● What you are asked to do
Copy every line of the data that includes the string "šyvu".

═══ Extracted data ═══

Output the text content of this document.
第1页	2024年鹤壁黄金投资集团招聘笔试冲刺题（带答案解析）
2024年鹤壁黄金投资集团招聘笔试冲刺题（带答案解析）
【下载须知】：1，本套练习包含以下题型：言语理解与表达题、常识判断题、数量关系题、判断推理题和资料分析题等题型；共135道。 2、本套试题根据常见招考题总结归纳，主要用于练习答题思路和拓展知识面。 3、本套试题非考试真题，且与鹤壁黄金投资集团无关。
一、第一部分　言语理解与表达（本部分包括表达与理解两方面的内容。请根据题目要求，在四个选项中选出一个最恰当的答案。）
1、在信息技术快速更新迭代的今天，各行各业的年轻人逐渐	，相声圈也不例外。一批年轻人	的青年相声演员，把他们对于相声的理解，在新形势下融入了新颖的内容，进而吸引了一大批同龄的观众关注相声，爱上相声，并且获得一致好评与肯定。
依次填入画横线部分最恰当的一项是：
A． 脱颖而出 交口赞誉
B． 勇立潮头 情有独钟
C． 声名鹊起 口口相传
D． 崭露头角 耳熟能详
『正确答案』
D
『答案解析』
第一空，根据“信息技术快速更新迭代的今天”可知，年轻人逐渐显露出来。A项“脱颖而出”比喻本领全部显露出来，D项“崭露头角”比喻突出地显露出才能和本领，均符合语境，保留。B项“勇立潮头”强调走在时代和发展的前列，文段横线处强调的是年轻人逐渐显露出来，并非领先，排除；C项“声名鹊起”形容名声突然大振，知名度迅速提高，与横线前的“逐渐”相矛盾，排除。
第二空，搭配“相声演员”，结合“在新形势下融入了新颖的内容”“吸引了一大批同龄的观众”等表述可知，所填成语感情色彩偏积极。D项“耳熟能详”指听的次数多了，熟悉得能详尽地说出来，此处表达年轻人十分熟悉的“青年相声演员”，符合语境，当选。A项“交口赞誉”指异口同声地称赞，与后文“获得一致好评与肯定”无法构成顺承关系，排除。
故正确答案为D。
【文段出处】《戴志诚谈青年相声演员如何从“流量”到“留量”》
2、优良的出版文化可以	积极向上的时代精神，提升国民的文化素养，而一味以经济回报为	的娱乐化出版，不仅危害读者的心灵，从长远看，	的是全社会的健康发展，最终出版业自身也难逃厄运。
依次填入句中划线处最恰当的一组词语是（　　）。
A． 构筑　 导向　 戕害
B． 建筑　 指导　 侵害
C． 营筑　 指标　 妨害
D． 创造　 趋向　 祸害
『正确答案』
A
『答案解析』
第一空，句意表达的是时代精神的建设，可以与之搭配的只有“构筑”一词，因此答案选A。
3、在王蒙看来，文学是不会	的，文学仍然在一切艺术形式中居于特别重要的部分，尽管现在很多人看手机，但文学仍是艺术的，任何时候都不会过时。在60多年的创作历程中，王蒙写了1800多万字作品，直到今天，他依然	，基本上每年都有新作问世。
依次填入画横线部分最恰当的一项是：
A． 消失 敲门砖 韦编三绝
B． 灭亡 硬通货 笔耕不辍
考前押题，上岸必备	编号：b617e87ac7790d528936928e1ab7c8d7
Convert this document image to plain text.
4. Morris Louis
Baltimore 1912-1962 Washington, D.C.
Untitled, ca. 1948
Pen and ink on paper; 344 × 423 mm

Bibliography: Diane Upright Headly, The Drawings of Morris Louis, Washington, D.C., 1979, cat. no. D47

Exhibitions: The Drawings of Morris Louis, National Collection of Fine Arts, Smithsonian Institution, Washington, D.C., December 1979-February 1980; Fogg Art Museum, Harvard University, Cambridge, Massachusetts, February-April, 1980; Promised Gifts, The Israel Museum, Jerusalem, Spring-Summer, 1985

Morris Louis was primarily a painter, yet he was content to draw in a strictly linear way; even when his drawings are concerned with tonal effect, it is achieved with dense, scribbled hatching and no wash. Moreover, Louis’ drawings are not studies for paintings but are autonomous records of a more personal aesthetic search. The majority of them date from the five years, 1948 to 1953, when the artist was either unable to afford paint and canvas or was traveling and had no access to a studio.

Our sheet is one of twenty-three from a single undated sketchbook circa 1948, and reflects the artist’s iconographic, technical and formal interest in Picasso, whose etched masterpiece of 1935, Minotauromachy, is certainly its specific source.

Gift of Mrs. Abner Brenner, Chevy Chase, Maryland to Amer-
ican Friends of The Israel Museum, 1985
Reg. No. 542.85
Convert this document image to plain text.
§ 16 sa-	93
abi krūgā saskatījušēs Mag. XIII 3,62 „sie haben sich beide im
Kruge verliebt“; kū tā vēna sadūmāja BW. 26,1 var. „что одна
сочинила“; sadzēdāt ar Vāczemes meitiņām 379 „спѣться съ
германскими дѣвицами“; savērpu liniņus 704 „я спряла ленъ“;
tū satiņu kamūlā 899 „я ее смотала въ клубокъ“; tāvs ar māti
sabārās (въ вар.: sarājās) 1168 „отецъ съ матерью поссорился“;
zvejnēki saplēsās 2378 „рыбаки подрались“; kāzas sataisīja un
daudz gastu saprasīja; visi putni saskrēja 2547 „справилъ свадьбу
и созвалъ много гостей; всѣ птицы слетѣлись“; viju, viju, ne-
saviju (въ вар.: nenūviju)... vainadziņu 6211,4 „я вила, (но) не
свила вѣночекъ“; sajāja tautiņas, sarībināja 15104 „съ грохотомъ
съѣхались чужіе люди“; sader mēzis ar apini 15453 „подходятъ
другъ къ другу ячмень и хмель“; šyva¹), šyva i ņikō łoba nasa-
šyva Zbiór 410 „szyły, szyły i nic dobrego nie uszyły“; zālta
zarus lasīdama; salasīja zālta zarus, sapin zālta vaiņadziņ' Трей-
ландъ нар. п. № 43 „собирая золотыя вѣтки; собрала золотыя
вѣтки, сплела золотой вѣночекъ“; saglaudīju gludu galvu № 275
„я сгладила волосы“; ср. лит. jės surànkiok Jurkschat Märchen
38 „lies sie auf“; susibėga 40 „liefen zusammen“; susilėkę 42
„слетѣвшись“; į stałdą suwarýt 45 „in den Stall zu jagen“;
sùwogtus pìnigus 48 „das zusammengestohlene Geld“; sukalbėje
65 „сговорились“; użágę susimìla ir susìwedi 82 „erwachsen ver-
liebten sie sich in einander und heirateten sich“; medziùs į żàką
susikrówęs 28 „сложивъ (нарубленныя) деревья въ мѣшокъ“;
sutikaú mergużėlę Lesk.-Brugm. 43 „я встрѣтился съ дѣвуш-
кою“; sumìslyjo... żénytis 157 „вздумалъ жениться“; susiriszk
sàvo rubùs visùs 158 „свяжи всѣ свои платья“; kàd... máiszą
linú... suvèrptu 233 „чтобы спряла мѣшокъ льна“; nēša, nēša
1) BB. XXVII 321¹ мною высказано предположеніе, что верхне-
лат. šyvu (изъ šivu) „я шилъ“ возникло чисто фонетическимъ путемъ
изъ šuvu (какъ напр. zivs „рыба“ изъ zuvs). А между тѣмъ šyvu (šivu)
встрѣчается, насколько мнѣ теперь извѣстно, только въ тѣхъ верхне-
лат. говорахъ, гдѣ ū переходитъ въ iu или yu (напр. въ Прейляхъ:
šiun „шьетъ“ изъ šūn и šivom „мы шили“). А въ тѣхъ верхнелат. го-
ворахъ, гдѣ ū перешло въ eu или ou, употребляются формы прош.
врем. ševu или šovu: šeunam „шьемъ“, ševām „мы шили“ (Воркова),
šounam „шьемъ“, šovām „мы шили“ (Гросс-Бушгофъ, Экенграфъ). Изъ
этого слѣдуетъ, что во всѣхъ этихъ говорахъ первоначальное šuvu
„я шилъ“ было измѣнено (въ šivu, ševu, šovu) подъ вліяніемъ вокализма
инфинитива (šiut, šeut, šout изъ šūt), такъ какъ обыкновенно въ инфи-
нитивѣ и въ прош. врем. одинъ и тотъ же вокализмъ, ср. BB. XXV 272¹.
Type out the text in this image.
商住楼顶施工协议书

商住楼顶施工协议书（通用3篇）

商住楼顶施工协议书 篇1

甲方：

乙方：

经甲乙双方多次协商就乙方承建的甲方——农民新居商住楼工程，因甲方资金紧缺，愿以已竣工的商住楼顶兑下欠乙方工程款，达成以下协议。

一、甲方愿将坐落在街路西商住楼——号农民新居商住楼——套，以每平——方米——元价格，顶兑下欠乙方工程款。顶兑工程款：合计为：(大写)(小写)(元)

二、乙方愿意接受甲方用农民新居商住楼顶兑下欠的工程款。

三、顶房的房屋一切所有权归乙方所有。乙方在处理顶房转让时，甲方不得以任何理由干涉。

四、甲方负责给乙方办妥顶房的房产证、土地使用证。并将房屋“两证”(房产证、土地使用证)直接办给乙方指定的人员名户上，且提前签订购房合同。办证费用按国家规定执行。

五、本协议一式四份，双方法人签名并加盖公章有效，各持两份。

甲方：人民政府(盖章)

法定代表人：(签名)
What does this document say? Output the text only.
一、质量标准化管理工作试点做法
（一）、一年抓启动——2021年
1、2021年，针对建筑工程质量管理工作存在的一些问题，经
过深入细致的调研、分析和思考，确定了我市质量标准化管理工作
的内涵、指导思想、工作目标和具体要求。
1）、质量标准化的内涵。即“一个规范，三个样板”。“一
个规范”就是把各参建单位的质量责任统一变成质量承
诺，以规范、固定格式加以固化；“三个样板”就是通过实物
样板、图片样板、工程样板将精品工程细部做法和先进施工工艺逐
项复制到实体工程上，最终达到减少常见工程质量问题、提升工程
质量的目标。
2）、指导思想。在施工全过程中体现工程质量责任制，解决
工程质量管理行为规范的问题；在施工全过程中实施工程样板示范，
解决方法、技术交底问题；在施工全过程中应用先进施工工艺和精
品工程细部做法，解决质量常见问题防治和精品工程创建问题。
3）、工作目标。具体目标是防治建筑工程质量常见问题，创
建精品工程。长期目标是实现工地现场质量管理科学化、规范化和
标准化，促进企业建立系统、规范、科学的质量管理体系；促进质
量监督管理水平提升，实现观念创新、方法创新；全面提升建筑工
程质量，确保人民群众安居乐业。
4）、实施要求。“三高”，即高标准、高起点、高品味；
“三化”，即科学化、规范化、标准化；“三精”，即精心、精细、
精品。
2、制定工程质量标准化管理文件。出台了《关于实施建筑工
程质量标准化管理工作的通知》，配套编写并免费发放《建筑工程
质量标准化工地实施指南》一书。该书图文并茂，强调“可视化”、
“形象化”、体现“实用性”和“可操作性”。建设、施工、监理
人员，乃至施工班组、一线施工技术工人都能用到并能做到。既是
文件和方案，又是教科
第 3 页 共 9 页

═══

● Exercise solution
лат. šyvu (изъ šivu) „я шилъ“ возникло чисто фонетическимъ путемъ
изъ šuvu (какъ напр. zivs „рыба“ изъ zuvs). А между тѣмъ šyvu (šivu)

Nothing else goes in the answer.